### Task to complete
Looking through the listing, how many of its lines hold the word "course"? Answer with only the number.

BEGIN Available data

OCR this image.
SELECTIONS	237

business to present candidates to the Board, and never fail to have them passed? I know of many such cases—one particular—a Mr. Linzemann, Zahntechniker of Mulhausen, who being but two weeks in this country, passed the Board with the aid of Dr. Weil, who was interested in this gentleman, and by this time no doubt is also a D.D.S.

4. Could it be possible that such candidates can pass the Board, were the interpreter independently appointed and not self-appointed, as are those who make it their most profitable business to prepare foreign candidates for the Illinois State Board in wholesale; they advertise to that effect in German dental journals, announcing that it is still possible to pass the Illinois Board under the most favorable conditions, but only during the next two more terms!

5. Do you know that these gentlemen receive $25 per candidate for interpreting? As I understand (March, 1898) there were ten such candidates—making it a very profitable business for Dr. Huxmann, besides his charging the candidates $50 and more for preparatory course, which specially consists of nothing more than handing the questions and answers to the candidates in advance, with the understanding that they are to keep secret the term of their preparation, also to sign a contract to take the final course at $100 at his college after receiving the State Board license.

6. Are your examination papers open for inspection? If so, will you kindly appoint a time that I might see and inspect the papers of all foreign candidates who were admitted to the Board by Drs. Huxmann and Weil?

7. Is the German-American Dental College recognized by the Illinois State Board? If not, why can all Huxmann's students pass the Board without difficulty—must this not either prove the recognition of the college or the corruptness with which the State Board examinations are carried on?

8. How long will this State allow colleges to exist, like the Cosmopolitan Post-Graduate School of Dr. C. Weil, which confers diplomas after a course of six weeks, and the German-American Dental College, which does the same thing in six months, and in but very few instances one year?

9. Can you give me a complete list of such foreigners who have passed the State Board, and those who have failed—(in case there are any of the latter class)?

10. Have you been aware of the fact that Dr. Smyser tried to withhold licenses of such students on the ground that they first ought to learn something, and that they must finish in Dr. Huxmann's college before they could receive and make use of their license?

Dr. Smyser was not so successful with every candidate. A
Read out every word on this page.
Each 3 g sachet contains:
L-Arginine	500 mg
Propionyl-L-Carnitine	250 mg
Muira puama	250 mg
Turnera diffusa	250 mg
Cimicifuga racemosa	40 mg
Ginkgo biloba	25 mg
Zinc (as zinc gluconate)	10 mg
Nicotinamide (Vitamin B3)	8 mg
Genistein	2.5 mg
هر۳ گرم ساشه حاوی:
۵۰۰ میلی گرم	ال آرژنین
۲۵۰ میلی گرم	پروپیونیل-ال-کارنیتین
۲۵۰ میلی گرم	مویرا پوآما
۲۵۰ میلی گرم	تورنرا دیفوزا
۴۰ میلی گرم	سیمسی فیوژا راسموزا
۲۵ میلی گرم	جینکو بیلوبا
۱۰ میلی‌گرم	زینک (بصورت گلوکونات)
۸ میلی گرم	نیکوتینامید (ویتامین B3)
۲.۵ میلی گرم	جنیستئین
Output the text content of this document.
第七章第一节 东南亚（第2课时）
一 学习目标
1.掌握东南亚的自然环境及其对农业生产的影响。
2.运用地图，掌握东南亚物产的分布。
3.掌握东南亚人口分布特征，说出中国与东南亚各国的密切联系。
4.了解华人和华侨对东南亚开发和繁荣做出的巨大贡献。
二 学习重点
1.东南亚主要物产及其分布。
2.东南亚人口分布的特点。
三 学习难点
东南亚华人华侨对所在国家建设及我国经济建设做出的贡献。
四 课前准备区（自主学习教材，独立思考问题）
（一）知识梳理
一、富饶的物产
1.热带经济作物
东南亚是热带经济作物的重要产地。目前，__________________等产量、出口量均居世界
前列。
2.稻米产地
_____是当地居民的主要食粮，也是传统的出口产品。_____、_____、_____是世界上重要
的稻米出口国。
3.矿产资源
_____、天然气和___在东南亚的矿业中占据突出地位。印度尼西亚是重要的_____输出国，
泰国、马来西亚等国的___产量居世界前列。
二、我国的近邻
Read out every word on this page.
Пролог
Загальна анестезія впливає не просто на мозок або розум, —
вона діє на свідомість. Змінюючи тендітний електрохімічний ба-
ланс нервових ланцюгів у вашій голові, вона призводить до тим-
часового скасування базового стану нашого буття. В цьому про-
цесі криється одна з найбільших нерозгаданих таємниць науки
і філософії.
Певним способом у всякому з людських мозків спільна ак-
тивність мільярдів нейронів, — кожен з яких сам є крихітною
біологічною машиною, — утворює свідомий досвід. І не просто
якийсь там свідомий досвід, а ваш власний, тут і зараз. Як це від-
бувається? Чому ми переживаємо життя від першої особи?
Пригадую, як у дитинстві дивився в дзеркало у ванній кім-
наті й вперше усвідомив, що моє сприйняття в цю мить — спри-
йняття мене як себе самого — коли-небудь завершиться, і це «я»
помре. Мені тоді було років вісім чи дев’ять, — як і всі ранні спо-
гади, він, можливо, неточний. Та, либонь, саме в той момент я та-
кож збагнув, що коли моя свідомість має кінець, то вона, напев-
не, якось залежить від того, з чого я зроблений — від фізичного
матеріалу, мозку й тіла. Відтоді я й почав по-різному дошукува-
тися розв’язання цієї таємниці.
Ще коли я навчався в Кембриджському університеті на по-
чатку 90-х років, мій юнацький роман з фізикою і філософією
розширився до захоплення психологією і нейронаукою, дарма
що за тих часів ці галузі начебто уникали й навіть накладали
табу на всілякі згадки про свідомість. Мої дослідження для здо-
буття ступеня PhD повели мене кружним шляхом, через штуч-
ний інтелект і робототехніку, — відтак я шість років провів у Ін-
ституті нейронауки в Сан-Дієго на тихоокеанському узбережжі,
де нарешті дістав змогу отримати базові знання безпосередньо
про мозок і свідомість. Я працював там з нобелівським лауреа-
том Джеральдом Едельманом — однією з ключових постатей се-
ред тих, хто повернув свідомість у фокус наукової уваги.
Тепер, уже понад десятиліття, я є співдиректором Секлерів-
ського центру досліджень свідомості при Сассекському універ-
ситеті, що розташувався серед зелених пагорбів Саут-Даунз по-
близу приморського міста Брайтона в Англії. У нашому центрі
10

END Available data

### Exercise result
2